● **What the exercise asks**
Make an exact copy of the entries below.

# start of Records supplied

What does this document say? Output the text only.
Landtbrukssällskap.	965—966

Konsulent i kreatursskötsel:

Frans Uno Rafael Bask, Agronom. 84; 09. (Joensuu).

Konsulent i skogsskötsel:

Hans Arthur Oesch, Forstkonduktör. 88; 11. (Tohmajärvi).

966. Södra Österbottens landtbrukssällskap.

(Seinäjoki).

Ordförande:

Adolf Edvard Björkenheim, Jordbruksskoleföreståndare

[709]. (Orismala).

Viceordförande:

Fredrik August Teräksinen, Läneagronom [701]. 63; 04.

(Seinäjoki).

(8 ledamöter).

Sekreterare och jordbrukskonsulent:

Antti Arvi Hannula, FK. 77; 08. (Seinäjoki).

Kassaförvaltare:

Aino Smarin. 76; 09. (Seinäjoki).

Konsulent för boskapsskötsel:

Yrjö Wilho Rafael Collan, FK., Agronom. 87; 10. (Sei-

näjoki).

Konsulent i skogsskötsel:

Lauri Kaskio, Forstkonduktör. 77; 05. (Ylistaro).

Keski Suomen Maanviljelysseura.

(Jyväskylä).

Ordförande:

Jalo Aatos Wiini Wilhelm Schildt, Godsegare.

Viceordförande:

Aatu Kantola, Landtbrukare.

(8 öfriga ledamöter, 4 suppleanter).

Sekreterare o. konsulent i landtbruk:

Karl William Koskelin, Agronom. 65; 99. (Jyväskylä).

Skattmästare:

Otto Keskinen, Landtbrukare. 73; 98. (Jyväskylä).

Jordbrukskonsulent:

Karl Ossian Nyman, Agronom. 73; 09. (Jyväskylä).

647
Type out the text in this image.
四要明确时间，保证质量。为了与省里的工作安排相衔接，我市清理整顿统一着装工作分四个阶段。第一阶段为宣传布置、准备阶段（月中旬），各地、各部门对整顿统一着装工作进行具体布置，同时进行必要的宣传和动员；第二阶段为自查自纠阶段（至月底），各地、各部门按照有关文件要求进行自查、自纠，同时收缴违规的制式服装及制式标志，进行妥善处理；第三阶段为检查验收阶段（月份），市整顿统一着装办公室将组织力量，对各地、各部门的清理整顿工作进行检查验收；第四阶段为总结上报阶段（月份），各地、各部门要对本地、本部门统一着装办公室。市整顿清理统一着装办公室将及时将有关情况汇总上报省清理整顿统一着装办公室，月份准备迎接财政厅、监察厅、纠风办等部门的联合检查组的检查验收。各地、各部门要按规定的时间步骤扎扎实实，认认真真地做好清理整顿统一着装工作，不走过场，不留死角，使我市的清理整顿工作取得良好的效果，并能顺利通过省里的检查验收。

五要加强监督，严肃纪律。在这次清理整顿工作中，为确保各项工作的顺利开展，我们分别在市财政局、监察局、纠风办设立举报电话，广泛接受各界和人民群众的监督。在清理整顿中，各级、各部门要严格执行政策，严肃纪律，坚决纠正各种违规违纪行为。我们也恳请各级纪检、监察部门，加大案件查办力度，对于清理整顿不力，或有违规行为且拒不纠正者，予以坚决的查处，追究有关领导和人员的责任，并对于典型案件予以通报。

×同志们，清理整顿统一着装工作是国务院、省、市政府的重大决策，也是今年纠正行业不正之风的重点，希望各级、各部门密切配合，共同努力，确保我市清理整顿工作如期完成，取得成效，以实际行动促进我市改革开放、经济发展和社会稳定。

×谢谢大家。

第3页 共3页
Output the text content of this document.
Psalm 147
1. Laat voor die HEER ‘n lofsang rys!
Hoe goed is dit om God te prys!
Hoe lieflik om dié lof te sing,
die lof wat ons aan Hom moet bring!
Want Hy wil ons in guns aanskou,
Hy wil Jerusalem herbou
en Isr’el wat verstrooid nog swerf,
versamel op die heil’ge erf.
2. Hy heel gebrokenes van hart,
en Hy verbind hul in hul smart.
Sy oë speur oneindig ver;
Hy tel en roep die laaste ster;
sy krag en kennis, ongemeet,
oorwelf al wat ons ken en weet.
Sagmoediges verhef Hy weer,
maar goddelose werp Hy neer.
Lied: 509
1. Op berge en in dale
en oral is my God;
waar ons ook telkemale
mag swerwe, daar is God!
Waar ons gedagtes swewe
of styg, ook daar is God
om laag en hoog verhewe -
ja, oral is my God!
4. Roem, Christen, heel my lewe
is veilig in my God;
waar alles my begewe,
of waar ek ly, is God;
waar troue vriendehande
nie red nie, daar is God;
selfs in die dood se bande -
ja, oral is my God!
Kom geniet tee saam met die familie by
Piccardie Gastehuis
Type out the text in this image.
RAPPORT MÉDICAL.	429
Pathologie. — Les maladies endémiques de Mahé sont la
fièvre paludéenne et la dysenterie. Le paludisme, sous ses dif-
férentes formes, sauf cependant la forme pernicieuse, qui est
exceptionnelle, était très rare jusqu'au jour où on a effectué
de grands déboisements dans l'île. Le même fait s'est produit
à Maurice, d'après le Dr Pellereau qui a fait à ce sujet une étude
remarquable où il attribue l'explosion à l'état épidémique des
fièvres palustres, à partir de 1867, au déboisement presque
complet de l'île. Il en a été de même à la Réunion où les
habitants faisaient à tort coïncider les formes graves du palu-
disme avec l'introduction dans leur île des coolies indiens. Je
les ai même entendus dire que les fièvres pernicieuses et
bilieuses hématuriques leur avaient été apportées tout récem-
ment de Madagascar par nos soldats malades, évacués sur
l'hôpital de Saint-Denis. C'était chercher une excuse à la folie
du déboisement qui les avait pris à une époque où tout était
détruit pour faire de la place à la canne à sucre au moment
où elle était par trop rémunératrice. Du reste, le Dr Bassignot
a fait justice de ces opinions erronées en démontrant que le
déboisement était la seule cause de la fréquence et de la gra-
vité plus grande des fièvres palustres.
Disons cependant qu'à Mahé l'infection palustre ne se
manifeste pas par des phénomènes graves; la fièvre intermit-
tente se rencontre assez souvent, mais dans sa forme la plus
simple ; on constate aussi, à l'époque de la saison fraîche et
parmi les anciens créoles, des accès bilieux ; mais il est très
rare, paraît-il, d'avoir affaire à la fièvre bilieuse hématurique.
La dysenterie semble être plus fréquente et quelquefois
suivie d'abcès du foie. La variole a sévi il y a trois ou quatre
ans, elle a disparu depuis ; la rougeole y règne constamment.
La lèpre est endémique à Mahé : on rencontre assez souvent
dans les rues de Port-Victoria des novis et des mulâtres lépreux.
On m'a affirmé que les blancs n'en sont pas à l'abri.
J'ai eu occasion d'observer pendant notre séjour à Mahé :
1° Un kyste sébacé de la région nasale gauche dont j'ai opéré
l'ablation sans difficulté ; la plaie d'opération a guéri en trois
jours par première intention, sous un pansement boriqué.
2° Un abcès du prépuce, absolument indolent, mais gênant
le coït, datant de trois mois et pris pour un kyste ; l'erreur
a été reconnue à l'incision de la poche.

# end of Records supplied

● **Solution to this task**
What does this document say? Output the text only.
Landtbrukssällskap.	965—966

Konsulent i kreatursskötsel:

Frans Uno Rafael Bask, Agronom. 84; 09. (Joensuu).

Konsulent i skogsskötsel:

Hans Arthur Oesch, Forstkonduktör. 88; 11. (Tohmajärvi).

966. Södra Österbottens landtbrukssällskap.

(Seinäjoki).

Ordförande:

Adolf Edvard Björkenheim, Jordbruksskoleföreståndare

[709]. (Orismala).

Viceordförande:

Fredrik August Teräksinen, Läneagronom [701]. 63; 04.

(Seinäjoki).

(8 ledamöter).

Sekreterare och jordbrukskonsulent:

Antti Arvi Hannula, FK. 77; 08. (Seinäjoki).

Kassaförvaltare:

Aino Smarin. 76; 09. (Seinäjoki).

Konsulent för boskapsskötsel:

Yrjö Wilho Rafael Collan, FK., Agronom. 87; 10. (Sei-

näjoki).

Konsulent i skogsskötsel:

Lauri Kaskio, Forstkonduktör. 77; 05. (Ylistaro).

Keski Suomen Maanviljelysseura.

(Jyväskylä).

Ordförande:

Jalo Aatos Wiini Wilhelm Schildt, Godsegare.

Viceordförande:

Aatu Kantola, Landtbrukare.

(8 öfriga ledamöter, 4 suppleanter).

Sekreterare o. konsulent i landtbruk:

Karl William Koskelin, Agronom. 65; 99. (Jyväskylä).

Skattmästare:

Otto Keskinen, Landtbrukare. 73; 98. (Jyväskylä).

Jordbrukskonsulent:

Karl Ossian Nyman, Agronom. 73; 09. (Jyväskylä).

647
Type out the text in this image.
四要明确时间，保证质量。为了与省里的工作安排相衔接，我市清理整顿统一着装工作分四个阶段。第一阶段为宣传布置、准备阶段（月中旬），各地、各部门对整顿统一着装工作进行具体布置，同时进行必要的宣传和动员；第二阶段为自查自纠阶段（至月底），各地、各部门按照有关文件要求进行自查、自纠，同时收缴违规的制式服装及制式标志，进行妥善处理；第三阶段为检查验收阶段（月份），市整顿统一着装办公室将组织力量，对各地、各部门的清理整顿工作进行检查验收；第四阶段为总结上报阶段（月份），各地、各部门要对本地、本部门统一着装办公室。市整顿清理统一着装办公室将及时将有关情况汇总上报省清理整顿统一着装办公室，月份准备迎接财政厅、监察厅、纠风办等部门的联合检查组的检查验收。各地、各部门要按规定的时间步骤扎扎实实，认认真真地做好清理整顿统一着装工作，不走过场，不留死角，使我市的清理整顿工作取得良好的效果，并能顺利通过省里的检查验收。

五要加强监督，严肃纪律。在这次清理整顿工作中，为确保各项工作的顺利开展，我们分别在市财政局、监察局、纠风办设立举报电话，广泛接受各界和人民群众的监督。在清理整顿中，各级、各部门要严格执行政策，严肃纪律，坚决纠正各种违规违纪行为。我们也恳请各级纪检、监察部门，加大案件查办力度，对于清理整顿不力，或有违规行为且拒不纠正者，予以坚决的查处，追究有关领导和人员的责任，并对于典型案件予以通报。

×同志们，清理整顿统一着装工作是国务院、省、市政府的重大决策，也是今年纠正行业不正之风的重点，希望各级、各部门密切配合，共同努力，确保我市清理整顿工作如期完成，取得成效，以实际行动促进我市改革开放、经济发展和社会稳定。

×谢谢大家。

第3页 共3页
Output the text content of this document.
Psalm 147
1. Laat voor die HEER ‘n lofsang rys!
Hoe goed is dit om God te prys!
Hoe lieflik om dié lof te sing,
die lof wat ons aan Hom moet bring!
Want Hy wil ons in guns aanskou,
Hy wil Jerusalem herbou
en Isr’el wat verstrooid nog swerf,
versamel op die heil’ge erf.
2. Hy heel gebrokenes van hart,
en Hy verbind hul in hul smart.
Sy oë speur oneindig ver;
Hy tel en roep die laaste ster;
sy krag en kennis, ongemeet,
oorwelf al wat ons ken en weet.
Sagmoediges verhef Hy weer,
maar goddelose werp Hy neer.
Lied: 509
1. Op berge en in dale
en oral is my God;
waar ons ook telkemale
mag swerwe, daar is God!
Waar ons gedagtes swewe
of styg, ook daar is God
om laag en hoog verhewe -
ja, oral is my God!
4. Roem, Christen, heel my lewe
is veilig in my God;
waar alles my begewe,
of waar ek ly, is God;
waar troue vriendehande
nie red nie, daar is God;
selfs in die dood se bande -
ja, oral is my God!
Kom geniet tee saam met die familie by
Piccardie Gastehuis
Type out the text in this image.
RAPPORT MÉDICAL.	429
Pathologie. — Les maladies endémiques de Mahé sont la
fièvre paludéenne et la dysenterie. Le paludisme, sous ses dif-
férentes formes, sauf cependant la forme pernicieuse, qui est
exceptionnelle, était très rare jusqu'au jour où on a effectué
de grands déboisements dans l'île. Le même fait s'est produit
à Maurice, d'après le Dr Pellereau qui a fait à ce sujet une étude
remarquable où il attribue l'explosion à l'état épidémique des
fièvres palustres, à partir de 1867, au déboisement presque
complet de l'île. Il en a été de même à la Réunion où les
habitants faisaient à tort coïncider les formes graves du palu-
disme avec l'introduction dans leur île des coolies indiens. Je
les ai même entendus dire que les fièvres pernicieuses et
bilieuses hématuriques leur avaient été apportées tout récem-
ment de Madagascar par nos soldats malades, évacués sur
l'hôpital de Saint-Denis. C'était chercher une excuse à la folie
du déboisement qui les avait pris à une époque où tout était
détruit pour faire de la place à la canne à sucre au moment
où elle était par trop rémunératrice. Du reste, le Dr Bassignot
a fait justice de ces opinions erronées en démontrant que le
déboisement était la seule cause de la fréquence et de la gra-
vité plus grande des fièvres palustres.
Disons cependant qu'à Mahé l'infection palustre ne se
manifeste pas par des phénomènes graves; la fièvre intermit-
tente se rencontre assez souvent, mais dans sa forme la plus
simple ; on constate aussi, à l'époque de la saison fraîche et
parmi les anciens créoles, des accès bilieux ; mais il est très
rare, paraît-il, d'avoir affaire à la fièvre bilieuse hématurique.
La dysenterie semble être plus fréquente et quelquefois
suivie d'abcès du foie. La variole a sévi il y a trois ou quatre
ans, elle a disparu depuis ; la rougeole y règne constamment.
La lèpre est endémique à Mahé : on rencontre assez souvent
dans les rues de Port-Victoria des novis et des mulâtres lépreux.
On m'a affirmé que les blancs n'en sont pas à l'abri.
J'ai eu occasion d'observer pendant notre séjour à Mahé :
1° Un kyste sébacé de la région nasale gauche dont j'ai opéré
l'ablation sans difficulté ; la plaie d'opération a guéri en trois
jours par première intention, sous un pansement boriqué.
2° Un abcès du prépuce, absolument indolent, mais gênant
le coït, datant de trois mois et pris pour un kyste ; l'erreur
a été reconnue à l'incision de la poche.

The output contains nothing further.